» **WHAT YOU HAVE TO DO**
Return every line of the records below without any change, leaving out the pictures.

» **LISTED ENTRIES**
►

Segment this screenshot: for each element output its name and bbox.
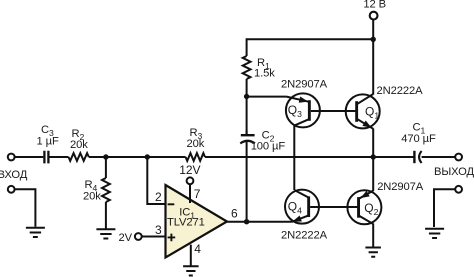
ground (Q2)	[365, 248, 381, 257]
op-amp inverting input -	[168, 203, 175, 205]
op-amp non-inverting input +	[168, 234, 176, 242]
op-amp pin 4 wire	[190, 245, 192, 266]
output terminal	[455, 154, 462, 161]
svg-text:20k: 20k	[83, 191, 101, 203]
resistor R4	[105, 157, 107, 178]
input terminal (signal)	[8, 154, 15, 161]
transistor Q2 2N2907A	[347, 190, 381, 224]
capacitor C3	[44, 151, 48, 164]
svg-text:12V: 12V	[179, 163, 200, 177]
wire	[246, 79, 248, 134]
svg-text:2N2907A: 2N2907A	[377, 181, 424, 193]
svg-text:TLV271: TLV271	[167, 217, 205, 229]
svg-text:2N2222A: 2N2222A	[281, 229, 328, 241]
svg-text:4: 4	[194, 242, 201, 256]
capacitor C2	[241, 134, 255, 136]
wire	[147, 157, 164, 204]
wire Q2 collector	[372, 224, 374, 247]
wire	[246, 131, 248, 135]
ground (output)	[425, 229, 444, 238]
svg-text:ВЫХОД: ВЫХОД	[434, 166, 474, 178]
transistor Q3 2N2907A	[286, 93, 320, 127]
12V supply terminal	[187, 177, 194, 184]
wire	[89, 156, 186, 158]
svg-text:2N2907A: 2N2907A	[281, 78, 328, 90]
positive rail wire	[247, 39, 374, 56]
wire Q3 emitter feed	[247, 96, 287, 98]
wire Q1 collector	[372, 39, 374, 94]
node junction output/C2	[244, 219, 249, 224]
op-amp V+ wire pin7	[189, 185, 191, 203]
svg-text:100 µF: 100 µF	[251, 140, 286, 152]
svg-text:3: 3	[155, 223, 162, 237]
transistor Q4 2N2222A	[285, 190, 319, 224]
node junction R2/R4	[103, 154, 108, 159]
wire	[15, 189, 36, 227]
input ground terminal	[8, 186, 15, 193]
svg-text:470 µF: 470 µF	[401, 133, 436, 145]
svg-text:6: 6	[231, 207, 238, 221]
transistor Q1 2N2222A	[346, 94, 380, 128]
node junction output node	[371, 154, 376, 159]
wire Q3/Q4 collectors	[293, 125, 295, 190]
wire	[372, 19, 374, 39]
wire	[422, 156, 456, 158]
12 В supply terminal	[370, 12, 378, 20]
svg-text:1.5k: 1.5k	[254, 68, 275, 80]
resistor R2	[69, 153, 89, 161]
op-amp output wire	[227, 221, 292, 223]
svg-text:20k: 20k	[187, 138, 205, 150]
svg-text:1 µF: 1 µF	[37, 135, 59, 147]
node junction rail	[371, 37, 376, 42]
wire	[50, 156, 69, 158]
2V reference terminal	[135, 233, 142, 240]
wire	[434, 189, 455, 227]
wire Q1 emitter	[372, 128, 374, 157]
svg-text:12 В: 12 В	[363, 0, 386, 11]
node junction R1/C2/Q3	[244, 94, 249, 99]
svg-text:20k: 20k	[70, 139, 88, 151]
svg-text:2V: 2V	[119, 232, 133, 244]
ground (R4)	[96, 229, 115, 238]
wire Q3-Q1 bases	[311, 110, 356, 112]
output ground terminal	[455, 186, 462, 193]
resistor R1	[243, 56, 251, 79]
wire	[205, 156, 414, 158]
svg-text:2: 2	[155, 190, 162, 204]
ground (input)	[26, 228, 45, 237]
resistor R3	[186, 153, 205, 161]
wire	[15, 156, 44, 158]
svg-text:ВХОД: ВХОД	[0, 169, 28, 181]
svg-text:7: 7	[194, 187, 201, 201]
node junction feedback	[145, 154, 150, 159]
capacitor C1	[413, 151, 415, 163]
ground (op-amp)	[183, 266, 199, 275]
wire Q2 emitter	[372, 157, 374, 191]
wire	[142, 236, 165, 238]
op-amp U1 body	[166, 185, 228, 258]
wire Q4-Q2 bases	[310, 206, 358, 208]
svg-text:2N2222A: 2N2222A	[377, 85, 424, 97]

◄

» **FINISHED TASK**
Segment this screenshot: for each element output its name and bbox.
ground (Q2)	[365, 248, 381, 257]
op-amp inverting input -	[168, 203, 175, 205]
op-amp non-inverting input +	[168, 234, 176, 242]
op-amp pin 4 wire	[190, 245, 192, 266]
output terminal	[455, 154, 462, 161]
svg-text:20k: 20k	[83, 191, 101, 203]
resistor R4	[105, 157, 107, 178]
input terminal (signal)	[8, 154, 15, 161]
transistor Q2 2N2907A	[347, 190, 381, 224]
capacitor C3	[44, 151, 48, 164]
svg-text:12V: 12V	[179, 163, 200, 177]
wire	[246, 79, 248, 134]
svg-text:2N2907A: 2N2907A	[377, 181, 424, 193]
svg-text:TLV271: TLV271	[167, 217, 205, 229]
svg-text:2N2222A: 2N2222A	[281, 229, 328, 241]
svg-text:4: 4	[194, 242, 201, 256]
capacitor C2	[241, 134, 255, 136]
wire	[147, 157, 164, 204]
wire Q2 collector	[372, 224, 374, 247]
wire	[246, 131, 248, 135]
ground (output)	[425, 229, 444, 238]
svg-text:ВЫХОД: ВЫХОД	[434, 166, 474, 178]
transistor Q3 2N2907A	[286, 93, 320, 127]
12V supply terminal	[187, 177, 194, 184]
wire	[89, 156, 186, 158]
svg-text:2N2907A: 2N2907A	[281, 78, 328, 90]
positive rail wire	[247, 39, 374, 56]
wire Q3 emitter feed	[247, 96, 287, 98]
wire Q1 collector	[372, 39, 374, 94]
node junction output/C2	[244, 219, 249, 224]
op-amp V+ wire pin7	[189, 185, 191, 203]
svg-text:100 µF: 100 µF	[251, 140, 286, 152]
svg-text:3: 3	[155, 223, 162, 237]
transistor Q4 2N2222A	[285, 190, 319, 224]
node junction R2/R4	[103, 154, 108, 159]
wire	[15, 189, 36, 227]
input ground terminal	[8, 186, 15, 193]
svg-text:470 µF: 470 µF	[401, 133, 436, 145]
svg-text:6: 6	[231, 207, 238, 221]
transistor Q1 2N2222A	[346, 94, 380, 128]
node junction output node	[371, 154, 376, 159]
wire Q3/Q4 collectors	[293, 125, 295, 190]
wire	[372, 19, 374, 39]
wire	[422, 156, 456, 158]
12 В supply terminal	[370, 12, 378, 20]
svg-text:1.5k: 1.5k	[254, 68, 275, 80]
resistor R2	[69, 153, 89, 161]
op-amp output wire	[227, 221, 292, 223]
svg-text:20k: 20k	[187, 138, 205, 150]
svg-text:1 µF: 1 µF	[37, 135, 59, 147]
node junction rail	[371, 37, 376, 42]
wire	[50, 156, 69, 158]
2V reference terminal	[135, 233, 142, 240]
wire	[434, 189, 455, 227]
wire Q1 emitter	[372, 128, 374, 157]
svg-text:12 В: 12 В	[363, 0, 386, 11]
node junction R1/C2/Q3	[244, 94, 249, 99]
svg-text:20k: 20k	[70, 139, 88, 151]
svg-text:2V: 2V	[119, 232, 133, 244]
ground (R4)	[96, 229, 115, 238]
wire Q3-Q1 bases	[311, 110, 356, 112]
output ground terminal	[455, 186, 462, 193]
resistor R1	[243, 56, 251, 79]
wire	[205, 156, 414, 158]
svg-text:2: 2	[155, 190, 162, 204]
ground (input)	[26, 228, 45, 237]
resistor R3	[186, 153, 205, 161]
wire	[15, 156, 44, 158]
svg-text:ВХОД: ВХОД	[0, 169, 28, 181]
svg-text:7: 7	[194, 187, 201, 201]
node junction feedback	[145, 154, 150, 159]
capacitor C1	[413, 151, 415, 163]
ground (op-amp)	[183, 266, 199, 275]
wire Q2 emitter	[372, 157, 374, 191]
wire	[142, 236, 165, 238]
op-amp U1 body	[166, 185, 228, 258]
wire Q4-Q2 bases	[310, 206, 358, 208]
svg-text:2N2222A: 2N2222A	[377, 85, 424, 97]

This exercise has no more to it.